Data items:
- - - - - - -

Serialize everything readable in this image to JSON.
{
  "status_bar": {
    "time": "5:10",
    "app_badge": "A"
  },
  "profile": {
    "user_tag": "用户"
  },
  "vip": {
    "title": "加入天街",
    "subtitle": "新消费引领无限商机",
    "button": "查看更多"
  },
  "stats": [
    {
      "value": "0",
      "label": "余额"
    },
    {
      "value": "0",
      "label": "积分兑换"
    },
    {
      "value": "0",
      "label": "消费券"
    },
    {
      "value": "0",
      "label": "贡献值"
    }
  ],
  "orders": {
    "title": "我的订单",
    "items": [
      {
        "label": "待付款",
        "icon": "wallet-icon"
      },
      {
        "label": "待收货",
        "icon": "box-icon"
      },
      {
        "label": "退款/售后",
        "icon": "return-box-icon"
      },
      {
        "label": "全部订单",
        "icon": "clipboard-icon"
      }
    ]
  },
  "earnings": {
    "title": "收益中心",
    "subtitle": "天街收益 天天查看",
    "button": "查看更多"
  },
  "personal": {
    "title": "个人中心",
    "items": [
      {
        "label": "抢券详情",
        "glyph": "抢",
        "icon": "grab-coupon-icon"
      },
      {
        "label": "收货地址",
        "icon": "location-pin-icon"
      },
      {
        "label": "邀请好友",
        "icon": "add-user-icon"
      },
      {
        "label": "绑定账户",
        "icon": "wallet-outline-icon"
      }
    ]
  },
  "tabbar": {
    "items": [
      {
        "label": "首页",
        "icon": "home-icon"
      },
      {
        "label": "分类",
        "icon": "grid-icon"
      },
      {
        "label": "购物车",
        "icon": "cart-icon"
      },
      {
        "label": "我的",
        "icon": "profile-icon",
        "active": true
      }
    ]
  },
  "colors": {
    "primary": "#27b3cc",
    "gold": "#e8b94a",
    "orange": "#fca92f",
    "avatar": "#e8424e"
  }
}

- - - - - - -

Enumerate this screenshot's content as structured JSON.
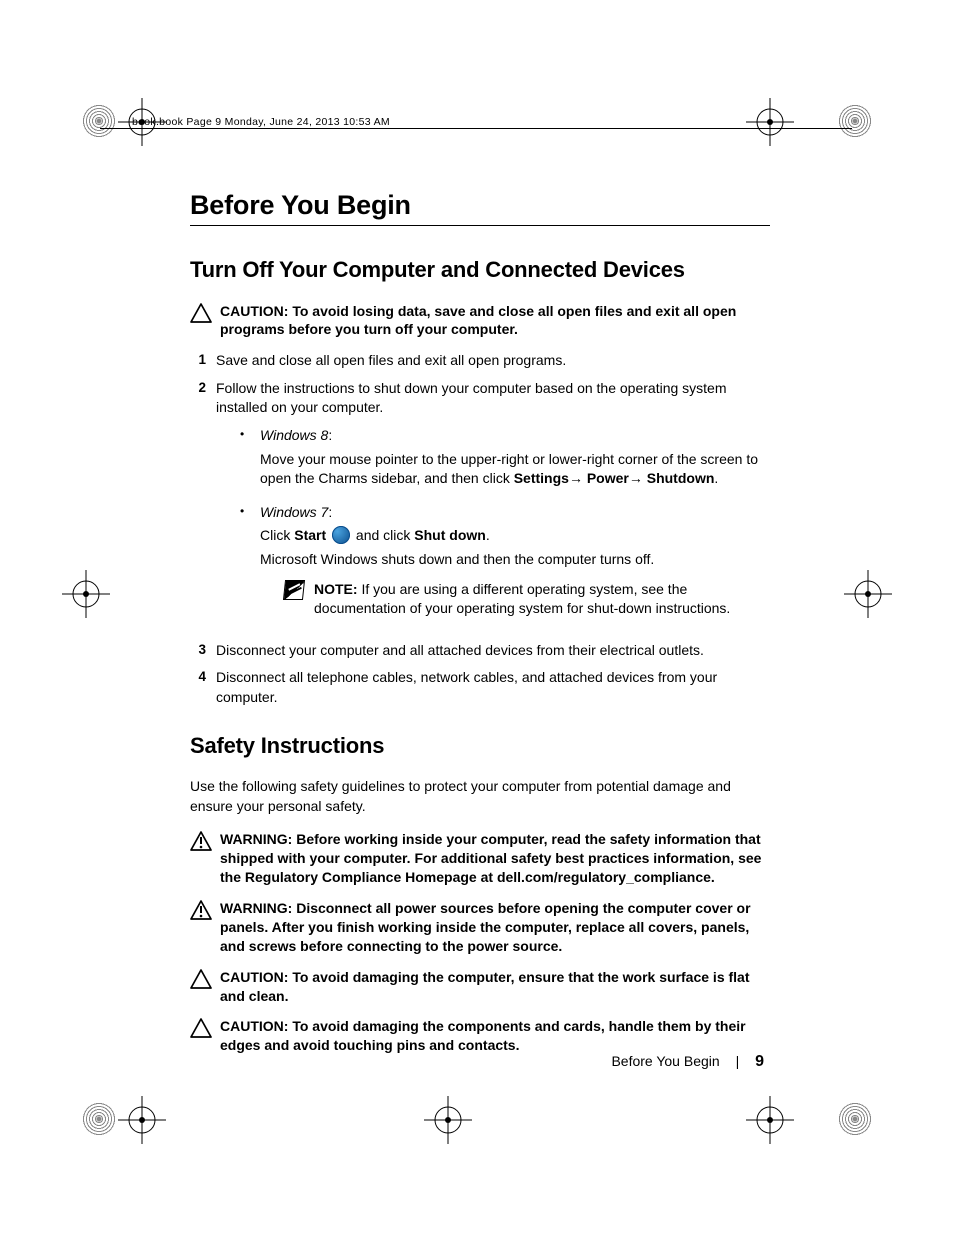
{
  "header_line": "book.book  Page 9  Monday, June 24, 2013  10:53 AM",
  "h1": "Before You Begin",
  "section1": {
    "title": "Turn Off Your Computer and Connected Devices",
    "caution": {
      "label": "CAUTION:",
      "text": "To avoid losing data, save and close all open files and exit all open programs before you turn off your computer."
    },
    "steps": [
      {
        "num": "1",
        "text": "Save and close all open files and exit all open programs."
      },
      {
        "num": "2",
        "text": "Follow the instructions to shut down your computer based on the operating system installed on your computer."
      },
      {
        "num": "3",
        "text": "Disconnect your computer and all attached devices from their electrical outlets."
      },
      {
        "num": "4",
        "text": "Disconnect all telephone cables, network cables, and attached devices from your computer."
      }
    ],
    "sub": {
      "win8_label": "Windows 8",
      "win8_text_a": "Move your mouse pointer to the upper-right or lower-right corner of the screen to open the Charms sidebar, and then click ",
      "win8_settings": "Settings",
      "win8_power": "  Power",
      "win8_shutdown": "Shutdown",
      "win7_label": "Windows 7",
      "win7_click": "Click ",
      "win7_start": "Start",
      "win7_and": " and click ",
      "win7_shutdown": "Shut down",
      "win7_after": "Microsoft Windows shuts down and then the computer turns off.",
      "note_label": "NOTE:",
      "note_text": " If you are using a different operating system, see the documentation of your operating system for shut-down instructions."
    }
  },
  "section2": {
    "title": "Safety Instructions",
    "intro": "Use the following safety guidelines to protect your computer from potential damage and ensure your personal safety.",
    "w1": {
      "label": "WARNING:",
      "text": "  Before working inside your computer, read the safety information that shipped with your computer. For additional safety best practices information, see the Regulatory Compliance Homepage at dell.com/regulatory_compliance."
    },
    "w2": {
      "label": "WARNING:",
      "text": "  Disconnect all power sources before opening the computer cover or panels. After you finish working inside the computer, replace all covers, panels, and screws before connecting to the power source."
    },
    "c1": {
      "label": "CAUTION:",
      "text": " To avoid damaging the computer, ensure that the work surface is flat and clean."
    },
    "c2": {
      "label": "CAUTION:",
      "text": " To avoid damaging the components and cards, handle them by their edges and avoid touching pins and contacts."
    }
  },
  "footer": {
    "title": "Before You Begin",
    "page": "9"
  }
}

- - - - - - -

## Stated problem
Collect each line of the entries that has the word "programs", copying it in full.

## Answer below
      "text": "To avoid losing data, save and close all open files and exit all open programs before you turn off your computer."
        "text": "Save and close all open files and exit all open programs."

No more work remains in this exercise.